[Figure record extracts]
---

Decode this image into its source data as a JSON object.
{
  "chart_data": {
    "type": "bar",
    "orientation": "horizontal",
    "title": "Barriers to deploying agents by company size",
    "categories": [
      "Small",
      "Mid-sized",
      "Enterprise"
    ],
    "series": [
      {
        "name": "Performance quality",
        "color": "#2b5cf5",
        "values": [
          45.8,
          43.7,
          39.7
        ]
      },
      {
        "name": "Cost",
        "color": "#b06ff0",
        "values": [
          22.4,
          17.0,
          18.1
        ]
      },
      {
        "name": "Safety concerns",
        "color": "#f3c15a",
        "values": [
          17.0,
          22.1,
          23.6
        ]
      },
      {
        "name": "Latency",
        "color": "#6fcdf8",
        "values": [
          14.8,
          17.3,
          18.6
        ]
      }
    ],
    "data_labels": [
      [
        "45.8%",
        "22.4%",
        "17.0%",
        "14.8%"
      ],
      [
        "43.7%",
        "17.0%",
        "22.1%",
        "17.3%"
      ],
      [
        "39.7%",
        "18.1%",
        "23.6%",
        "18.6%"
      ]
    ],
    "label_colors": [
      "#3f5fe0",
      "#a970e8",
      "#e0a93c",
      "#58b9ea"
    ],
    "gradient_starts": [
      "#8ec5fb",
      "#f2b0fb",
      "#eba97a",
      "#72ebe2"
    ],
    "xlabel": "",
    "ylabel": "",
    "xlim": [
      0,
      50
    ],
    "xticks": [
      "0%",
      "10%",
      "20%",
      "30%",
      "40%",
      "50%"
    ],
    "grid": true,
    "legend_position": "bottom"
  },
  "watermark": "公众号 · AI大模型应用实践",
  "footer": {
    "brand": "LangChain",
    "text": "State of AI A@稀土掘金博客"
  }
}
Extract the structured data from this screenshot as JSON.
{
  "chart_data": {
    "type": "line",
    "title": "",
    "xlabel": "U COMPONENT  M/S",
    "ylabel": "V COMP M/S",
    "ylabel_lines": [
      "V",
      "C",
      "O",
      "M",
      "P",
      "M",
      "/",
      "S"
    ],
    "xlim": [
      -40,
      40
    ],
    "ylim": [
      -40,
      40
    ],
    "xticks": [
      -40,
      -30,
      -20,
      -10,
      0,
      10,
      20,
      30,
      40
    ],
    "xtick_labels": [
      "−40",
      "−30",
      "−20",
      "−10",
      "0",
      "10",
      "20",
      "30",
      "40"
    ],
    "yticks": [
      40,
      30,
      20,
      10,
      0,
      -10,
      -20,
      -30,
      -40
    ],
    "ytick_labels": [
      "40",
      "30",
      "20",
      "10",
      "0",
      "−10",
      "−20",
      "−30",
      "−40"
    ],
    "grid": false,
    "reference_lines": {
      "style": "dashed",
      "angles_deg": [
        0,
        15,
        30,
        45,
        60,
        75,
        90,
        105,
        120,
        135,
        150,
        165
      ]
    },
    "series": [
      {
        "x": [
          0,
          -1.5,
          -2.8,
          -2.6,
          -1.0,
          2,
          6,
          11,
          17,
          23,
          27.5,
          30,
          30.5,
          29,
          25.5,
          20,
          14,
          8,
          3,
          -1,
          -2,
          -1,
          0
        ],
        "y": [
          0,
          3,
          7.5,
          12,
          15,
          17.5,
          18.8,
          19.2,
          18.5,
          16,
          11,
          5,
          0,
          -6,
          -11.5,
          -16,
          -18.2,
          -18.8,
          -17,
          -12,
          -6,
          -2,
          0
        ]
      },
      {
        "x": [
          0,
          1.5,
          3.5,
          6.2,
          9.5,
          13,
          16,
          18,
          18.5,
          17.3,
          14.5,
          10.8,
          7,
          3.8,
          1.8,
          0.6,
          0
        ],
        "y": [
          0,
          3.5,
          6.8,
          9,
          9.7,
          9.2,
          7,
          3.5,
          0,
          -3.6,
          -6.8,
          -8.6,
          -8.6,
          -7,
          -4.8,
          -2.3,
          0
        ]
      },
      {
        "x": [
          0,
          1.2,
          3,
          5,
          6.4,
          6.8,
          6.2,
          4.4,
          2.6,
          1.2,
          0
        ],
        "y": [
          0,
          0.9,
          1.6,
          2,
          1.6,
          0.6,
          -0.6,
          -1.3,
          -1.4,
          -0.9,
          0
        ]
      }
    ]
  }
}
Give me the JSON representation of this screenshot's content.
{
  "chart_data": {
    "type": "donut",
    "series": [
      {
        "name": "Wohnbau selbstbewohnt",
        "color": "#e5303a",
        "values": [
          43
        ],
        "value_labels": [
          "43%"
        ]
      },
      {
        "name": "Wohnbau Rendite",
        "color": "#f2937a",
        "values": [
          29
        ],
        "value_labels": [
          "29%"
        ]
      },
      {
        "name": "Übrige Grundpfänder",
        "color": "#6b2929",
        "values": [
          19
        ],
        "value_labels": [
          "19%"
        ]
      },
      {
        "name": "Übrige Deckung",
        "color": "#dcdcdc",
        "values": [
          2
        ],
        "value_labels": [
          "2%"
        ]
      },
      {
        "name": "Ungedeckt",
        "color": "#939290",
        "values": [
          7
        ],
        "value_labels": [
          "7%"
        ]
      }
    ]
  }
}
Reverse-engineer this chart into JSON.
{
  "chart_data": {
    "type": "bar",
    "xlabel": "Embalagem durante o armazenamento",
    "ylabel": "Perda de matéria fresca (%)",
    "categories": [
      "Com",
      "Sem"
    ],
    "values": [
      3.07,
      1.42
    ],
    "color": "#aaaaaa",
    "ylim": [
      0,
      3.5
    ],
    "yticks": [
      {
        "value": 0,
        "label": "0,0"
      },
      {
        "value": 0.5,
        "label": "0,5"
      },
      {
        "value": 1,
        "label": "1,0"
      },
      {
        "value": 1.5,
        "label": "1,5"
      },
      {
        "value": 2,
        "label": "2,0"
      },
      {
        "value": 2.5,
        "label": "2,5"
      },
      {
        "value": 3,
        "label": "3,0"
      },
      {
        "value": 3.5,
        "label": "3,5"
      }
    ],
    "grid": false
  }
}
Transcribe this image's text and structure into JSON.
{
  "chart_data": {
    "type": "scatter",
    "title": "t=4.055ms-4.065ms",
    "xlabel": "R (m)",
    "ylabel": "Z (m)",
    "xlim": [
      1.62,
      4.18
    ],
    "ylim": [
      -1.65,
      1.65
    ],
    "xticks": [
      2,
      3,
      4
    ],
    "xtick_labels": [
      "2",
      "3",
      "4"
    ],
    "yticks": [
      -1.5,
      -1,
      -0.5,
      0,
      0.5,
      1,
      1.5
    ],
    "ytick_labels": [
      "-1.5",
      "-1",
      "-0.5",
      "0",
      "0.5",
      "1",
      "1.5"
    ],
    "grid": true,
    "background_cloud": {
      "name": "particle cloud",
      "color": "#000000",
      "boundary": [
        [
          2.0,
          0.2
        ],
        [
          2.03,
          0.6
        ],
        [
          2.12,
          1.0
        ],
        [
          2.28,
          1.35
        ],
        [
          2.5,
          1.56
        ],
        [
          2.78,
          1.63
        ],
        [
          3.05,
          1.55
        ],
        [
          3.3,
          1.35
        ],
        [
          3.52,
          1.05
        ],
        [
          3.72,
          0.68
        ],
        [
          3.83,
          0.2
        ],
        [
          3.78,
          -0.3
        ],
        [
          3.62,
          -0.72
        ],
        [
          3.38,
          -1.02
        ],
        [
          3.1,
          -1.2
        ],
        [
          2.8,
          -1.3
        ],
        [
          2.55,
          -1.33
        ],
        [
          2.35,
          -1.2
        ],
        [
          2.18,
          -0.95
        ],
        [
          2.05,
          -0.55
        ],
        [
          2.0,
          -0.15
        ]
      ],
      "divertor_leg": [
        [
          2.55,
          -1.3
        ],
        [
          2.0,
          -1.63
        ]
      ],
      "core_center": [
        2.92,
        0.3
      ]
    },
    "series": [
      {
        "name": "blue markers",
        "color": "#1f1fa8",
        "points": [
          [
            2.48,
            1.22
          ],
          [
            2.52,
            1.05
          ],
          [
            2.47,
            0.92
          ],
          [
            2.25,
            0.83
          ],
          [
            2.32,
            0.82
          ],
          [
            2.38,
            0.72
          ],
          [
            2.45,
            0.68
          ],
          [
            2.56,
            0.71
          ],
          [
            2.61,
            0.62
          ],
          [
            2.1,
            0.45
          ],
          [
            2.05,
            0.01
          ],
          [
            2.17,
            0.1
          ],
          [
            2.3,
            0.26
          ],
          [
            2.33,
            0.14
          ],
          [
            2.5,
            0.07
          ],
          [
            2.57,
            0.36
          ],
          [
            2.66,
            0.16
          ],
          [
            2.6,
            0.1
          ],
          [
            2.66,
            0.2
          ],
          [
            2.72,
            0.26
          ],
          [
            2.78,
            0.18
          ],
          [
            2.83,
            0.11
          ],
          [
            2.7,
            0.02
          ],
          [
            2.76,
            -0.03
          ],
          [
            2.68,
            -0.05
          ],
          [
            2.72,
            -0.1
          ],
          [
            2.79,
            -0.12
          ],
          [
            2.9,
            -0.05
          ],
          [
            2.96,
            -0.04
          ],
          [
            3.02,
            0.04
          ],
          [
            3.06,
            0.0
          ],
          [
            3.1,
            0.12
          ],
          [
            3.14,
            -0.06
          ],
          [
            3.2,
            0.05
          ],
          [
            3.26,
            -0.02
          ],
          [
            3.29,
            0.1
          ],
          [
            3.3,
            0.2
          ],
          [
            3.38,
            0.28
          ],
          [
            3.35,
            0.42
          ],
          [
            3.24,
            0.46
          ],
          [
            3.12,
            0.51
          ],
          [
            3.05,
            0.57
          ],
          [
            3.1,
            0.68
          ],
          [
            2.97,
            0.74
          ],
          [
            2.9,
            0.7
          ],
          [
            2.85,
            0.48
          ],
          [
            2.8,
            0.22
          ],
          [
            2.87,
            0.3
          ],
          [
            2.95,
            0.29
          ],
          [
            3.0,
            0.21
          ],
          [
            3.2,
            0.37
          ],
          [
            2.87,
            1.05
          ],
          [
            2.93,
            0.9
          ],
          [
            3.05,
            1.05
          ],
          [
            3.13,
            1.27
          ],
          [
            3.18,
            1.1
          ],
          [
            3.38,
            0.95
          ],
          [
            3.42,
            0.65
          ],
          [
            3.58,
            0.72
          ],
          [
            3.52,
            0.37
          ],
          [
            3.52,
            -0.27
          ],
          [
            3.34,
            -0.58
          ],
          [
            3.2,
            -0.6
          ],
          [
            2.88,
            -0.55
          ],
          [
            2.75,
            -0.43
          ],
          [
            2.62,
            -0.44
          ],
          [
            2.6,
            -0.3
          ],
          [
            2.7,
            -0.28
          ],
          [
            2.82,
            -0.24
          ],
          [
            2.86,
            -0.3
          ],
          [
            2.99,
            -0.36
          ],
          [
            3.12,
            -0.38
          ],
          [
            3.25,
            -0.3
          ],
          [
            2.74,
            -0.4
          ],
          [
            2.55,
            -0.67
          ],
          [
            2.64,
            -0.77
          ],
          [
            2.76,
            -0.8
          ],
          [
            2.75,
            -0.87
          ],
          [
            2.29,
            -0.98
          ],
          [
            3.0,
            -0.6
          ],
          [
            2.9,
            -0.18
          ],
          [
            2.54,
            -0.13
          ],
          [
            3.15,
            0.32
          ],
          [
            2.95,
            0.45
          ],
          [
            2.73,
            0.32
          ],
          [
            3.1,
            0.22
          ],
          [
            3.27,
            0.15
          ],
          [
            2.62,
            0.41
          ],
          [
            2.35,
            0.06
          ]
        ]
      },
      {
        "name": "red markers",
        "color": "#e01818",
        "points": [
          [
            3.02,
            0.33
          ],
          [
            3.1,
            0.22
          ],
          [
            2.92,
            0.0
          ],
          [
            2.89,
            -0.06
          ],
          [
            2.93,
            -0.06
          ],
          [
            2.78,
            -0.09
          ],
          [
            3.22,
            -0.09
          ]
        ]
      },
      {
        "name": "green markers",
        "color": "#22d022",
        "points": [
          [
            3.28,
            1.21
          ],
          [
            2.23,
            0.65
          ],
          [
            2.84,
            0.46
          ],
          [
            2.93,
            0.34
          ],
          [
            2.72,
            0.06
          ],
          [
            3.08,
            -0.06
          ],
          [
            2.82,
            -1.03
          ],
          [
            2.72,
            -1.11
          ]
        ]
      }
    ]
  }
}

---

◆ Task
Pull out all lines containing "this".

◆ Expected answer
Decode this image into its source data as a JSON object.
Extract the structured data from this screenshot as JSON.
Give me the JSON representation of this screenshot's content.
Reverse-engineer this chart into JSON.
Transcribe this image's text and structure into JSON.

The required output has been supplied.